### Required work
Write out every line below that includes the word "structured".

Data excerpts:
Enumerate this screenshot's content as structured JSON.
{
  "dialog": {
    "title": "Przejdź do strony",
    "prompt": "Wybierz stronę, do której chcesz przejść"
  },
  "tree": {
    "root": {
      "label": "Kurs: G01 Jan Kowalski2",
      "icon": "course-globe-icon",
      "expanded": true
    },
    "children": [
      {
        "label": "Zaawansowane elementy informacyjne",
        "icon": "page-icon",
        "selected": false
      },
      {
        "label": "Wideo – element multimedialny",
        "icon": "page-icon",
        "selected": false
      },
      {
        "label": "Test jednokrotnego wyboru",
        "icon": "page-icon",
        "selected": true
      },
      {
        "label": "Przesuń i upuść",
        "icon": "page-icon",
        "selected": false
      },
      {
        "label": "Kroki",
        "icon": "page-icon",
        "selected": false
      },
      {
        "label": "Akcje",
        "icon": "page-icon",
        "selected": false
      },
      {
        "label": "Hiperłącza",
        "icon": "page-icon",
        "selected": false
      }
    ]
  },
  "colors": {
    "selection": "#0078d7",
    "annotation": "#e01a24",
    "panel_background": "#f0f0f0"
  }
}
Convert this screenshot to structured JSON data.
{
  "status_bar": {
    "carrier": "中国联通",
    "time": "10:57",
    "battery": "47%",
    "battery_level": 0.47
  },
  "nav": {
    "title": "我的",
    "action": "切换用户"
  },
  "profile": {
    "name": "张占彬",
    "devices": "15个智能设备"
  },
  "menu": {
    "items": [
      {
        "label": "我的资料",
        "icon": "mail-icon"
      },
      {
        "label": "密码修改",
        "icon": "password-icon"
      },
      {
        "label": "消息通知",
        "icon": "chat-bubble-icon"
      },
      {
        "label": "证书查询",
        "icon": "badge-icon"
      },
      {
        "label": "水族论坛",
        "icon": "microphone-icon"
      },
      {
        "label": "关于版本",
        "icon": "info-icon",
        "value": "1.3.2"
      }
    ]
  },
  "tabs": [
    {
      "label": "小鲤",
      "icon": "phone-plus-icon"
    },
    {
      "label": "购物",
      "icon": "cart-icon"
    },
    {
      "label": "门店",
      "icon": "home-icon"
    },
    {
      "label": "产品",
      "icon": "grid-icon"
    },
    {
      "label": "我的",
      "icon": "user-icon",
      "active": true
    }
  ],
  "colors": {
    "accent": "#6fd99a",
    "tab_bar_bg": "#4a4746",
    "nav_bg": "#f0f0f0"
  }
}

### The solution
Enumerate this screenshot's content as structured JSON.
Convert this screenshot to structured JSON data.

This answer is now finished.